◆ Job ◆
Restate the data word for word and leave the images out.

◆ Data supplied ◆
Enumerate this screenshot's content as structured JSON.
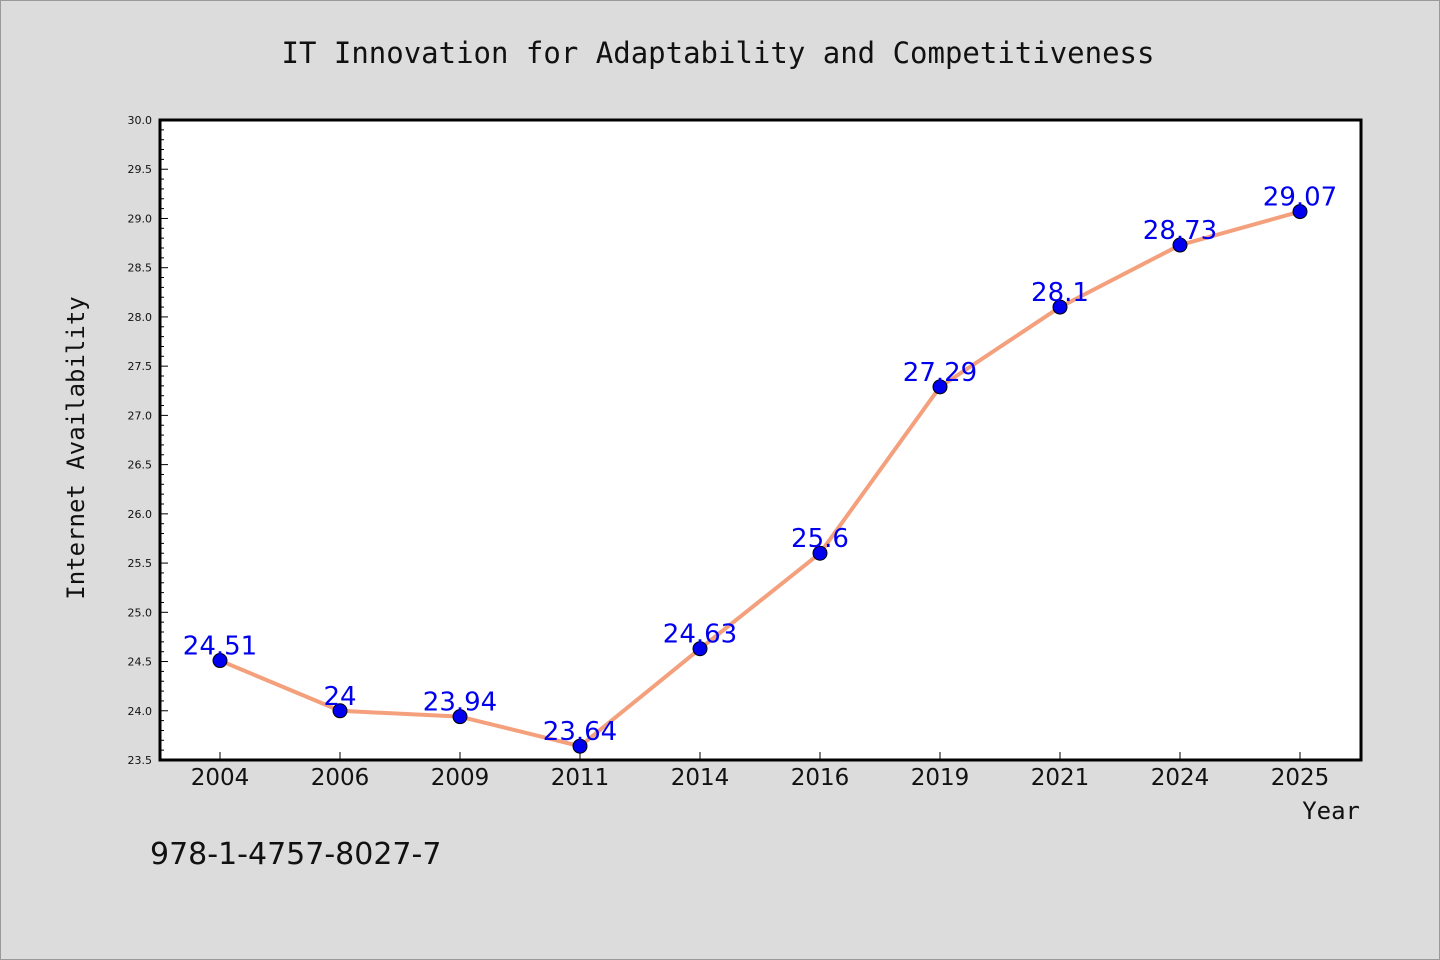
{
  "chart_data": {
    "type": "line",
    "title": "IT Innovation for Adaptability and Competitiveness",
    "xlabel": "Year",
    "ylabel": "Internet Availability",
    "categories": [
      "2004",
      "2006",
      "2009",
      "2011",
      "2014",
      "2016",
      "2019",
      "2021",
      "2024",
      "2025"
    ],
    "values": [
      24.51,
      24,
      23.94,
      23.64,
      24.63,
      25.6,
      27.29,
      28.1,
      28.73,
      29.07
    ],
    "data_labels": [
      "24.51",
      "24",
      "23.94",
      "23.64",
      "24.63",
      "25.6",
      "27.29",
      "28.1",
      "28.73",
      "29.07"
    ],
    "ylim": [
      23.5,
      30.0
    ],
    "yticks": [
      "23.5",
      "24.0",
      "24.5",
      "25.0",
      "25.5",
      "26.0",
      "26.5",
      "27.0",
      "27.5",
      "28.0",
      "28.5",
      "29.0",
      "29.5",
      "30.0"
    ],
    "grid": false,
    "line_color": "#f4a07c",
    "marker_color": "#0000ee",
    "label_color": "#0000ee"
  },
  "footer": {
    "isbn": "978-1-4757-8027-7"
  }
}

◆ Reply to the task ◆
Enumerate this screenshot's content as structured JSON.
{
  "chart_data": {
    "type": "line",
    "title": "IT Innovation for Adaptability and Competitiveness",
    "xlabel": "Year",
    "ylabel": "Internet Availability",
    "categories": [
      "2004",
      "2006",
      "2009",
      "2011",
      "2014",
      "2016",
      "2019",
      "2021",
      "2024",
      "2025"
    ],
    "values": [
      24.51,
      24,
      23.94,
      23.64,
      24.63,
      25.6,
      27.29,
      28.1,
      28.73,
      29.07
    ],
    "data_labels": [
      "24.51",
      "24",
      "23.94",
      "23.64",
      "24.63",
      "25.6",
      "27.29",
      "28.1",
      "28.73",
      "29.07"
    ],
    "ylim": [
      23.5,
      30.0
    ],
    "yticks": [
      "23.5",
      "24.0",
      "24.5",
      "25.0",
      "25.5",
      "26.0",
      "26.5",
      "27.0",
      "27.5",
      "28.0",
      "28.5",
      "29.0",
      "29.5",
      "30.0"
    ],
    "grid": false,
    "line_color": "#f4a07c",
    "marker_color": "#0000ee",
    "label_color": "#0000ee"
  },
  "footer": {
    "isbn": "978-1-4757-8027-7"
  }
}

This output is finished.